-- Begin --

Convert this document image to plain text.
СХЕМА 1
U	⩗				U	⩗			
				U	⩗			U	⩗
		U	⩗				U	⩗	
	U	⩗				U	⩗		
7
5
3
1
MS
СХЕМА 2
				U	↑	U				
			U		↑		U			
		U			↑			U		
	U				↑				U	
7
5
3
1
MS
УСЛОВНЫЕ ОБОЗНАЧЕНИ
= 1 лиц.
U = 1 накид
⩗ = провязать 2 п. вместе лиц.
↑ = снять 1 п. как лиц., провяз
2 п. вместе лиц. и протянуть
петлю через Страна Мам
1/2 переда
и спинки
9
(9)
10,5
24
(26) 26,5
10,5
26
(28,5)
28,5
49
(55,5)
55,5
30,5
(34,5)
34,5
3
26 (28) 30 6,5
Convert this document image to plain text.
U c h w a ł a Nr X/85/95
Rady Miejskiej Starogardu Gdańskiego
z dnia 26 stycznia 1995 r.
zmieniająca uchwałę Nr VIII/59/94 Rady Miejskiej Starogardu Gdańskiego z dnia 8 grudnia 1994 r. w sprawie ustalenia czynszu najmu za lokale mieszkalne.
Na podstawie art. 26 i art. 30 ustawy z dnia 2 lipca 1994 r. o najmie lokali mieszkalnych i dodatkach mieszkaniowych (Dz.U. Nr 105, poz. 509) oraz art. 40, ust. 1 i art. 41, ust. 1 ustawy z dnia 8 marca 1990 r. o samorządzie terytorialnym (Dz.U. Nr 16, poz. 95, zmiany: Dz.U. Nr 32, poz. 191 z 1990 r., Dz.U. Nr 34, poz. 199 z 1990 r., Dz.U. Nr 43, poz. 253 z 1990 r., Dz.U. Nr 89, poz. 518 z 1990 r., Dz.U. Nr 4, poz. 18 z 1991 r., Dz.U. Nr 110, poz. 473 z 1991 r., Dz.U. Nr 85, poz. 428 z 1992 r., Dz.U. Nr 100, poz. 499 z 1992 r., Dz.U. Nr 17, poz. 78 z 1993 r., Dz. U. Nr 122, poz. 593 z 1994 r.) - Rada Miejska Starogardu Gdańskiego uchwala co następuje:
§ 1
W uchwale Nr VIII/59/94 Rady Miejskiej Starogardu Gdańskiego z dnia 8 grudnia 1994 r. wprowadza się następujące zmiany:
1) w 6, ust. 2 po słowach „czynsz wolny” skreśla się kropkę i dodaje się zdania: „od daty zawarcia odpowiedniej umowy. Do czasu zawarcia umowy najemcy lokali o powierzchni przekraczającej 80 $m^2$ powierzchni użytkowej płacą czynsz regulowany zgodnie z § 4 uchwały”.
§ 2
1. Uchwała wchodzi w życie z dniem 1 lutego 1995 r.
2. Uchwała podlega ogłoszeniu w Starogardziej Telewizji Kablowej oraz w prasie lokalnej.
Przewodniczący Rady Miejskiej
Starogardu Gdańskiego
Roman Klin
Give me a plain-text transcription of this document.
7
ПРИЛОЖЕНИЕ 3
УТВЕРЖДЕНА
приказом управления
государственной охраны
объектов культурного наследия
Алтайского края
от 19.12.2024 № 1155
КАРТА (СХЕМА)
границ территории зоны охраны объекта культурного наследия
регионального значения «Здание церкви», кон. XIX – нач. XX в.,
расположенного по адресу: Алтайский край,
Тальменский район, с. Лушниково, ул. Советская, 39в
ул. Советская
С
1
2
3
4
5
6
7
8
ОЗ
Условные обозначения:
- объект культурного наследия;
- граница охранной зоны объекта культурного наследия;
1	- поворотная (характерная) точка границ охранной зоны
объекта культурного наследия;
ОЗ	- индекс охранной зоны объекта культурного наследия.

-- End --
-- Begin --

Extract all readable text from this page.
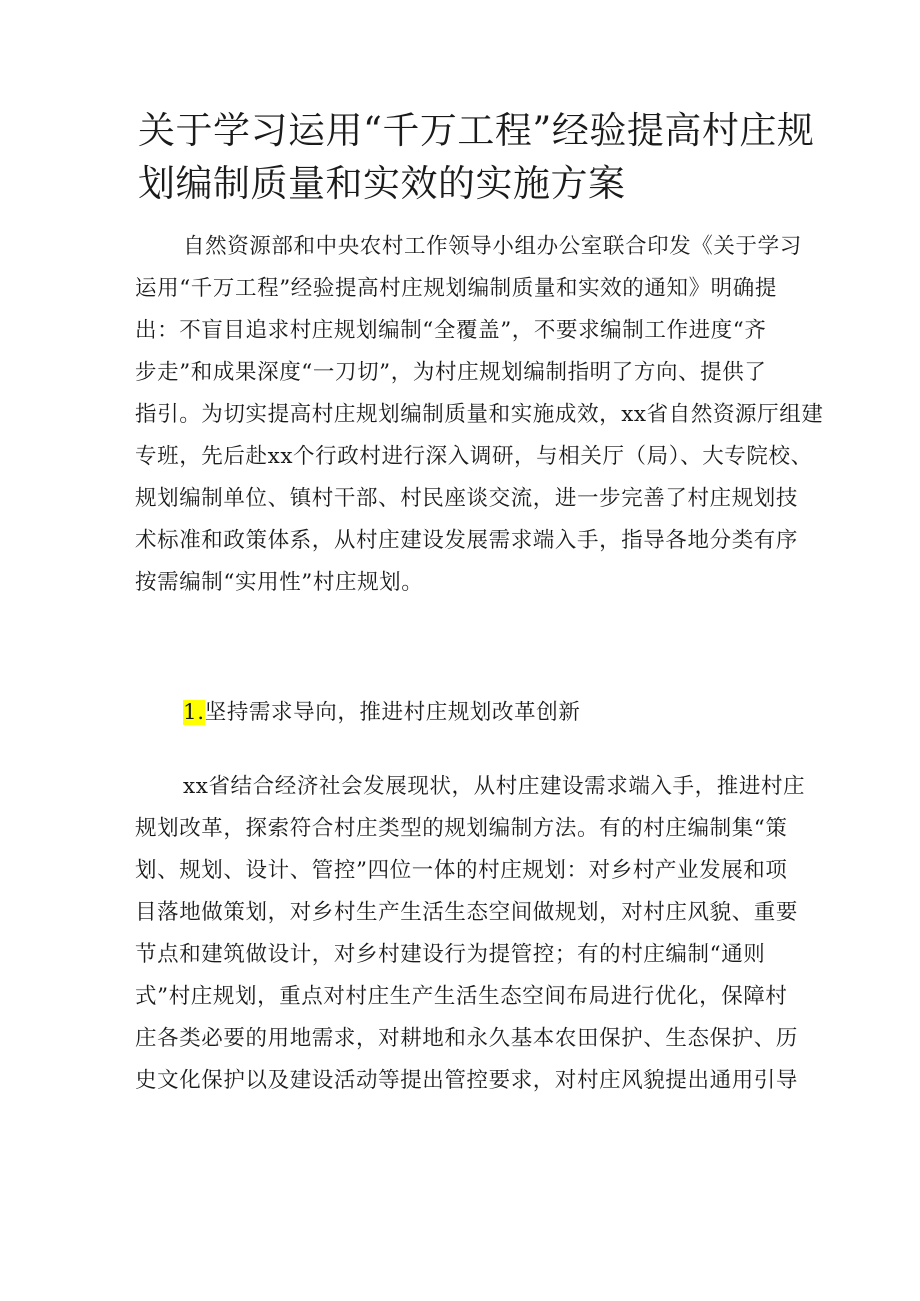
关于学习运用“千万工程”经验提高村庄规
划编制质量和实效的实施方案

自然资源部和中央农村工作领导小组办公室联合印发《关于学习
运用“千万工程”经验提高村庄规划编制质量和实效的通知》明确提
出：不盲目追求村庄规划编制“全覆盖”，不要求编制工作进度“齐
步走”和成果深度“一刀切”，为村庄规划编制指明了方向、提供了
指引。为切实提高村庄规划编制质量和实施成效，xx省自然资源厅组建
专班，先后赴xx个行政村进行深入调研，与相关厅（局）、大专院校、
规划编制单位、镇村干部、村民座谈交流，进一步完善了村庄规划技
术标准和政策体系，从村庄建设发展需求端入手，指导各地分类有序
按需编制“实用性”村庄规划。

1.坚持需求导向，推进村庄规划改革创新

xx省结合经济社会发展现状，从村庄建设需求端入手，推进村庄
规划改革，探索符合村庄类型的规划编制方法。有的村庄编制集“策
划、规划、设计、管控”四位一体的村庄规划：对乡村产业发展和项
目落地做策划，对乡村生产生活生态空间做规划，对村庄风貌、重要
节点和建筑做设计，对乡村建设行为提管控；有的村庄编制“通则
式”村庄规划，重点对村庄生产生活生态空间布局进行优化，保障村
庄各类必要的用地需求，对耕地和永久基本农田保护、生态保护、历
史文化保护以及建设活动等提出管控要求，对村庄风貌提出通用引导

-- End --

Lines holding the word "this" in the entries above are the ones to pull out. Copy them all.

### [WORKED ANSWER]
Convert this document image to plain text.
Convert this document image to plain text.
Give me a plain-text transcription of this document.
Extract all readable text from this page.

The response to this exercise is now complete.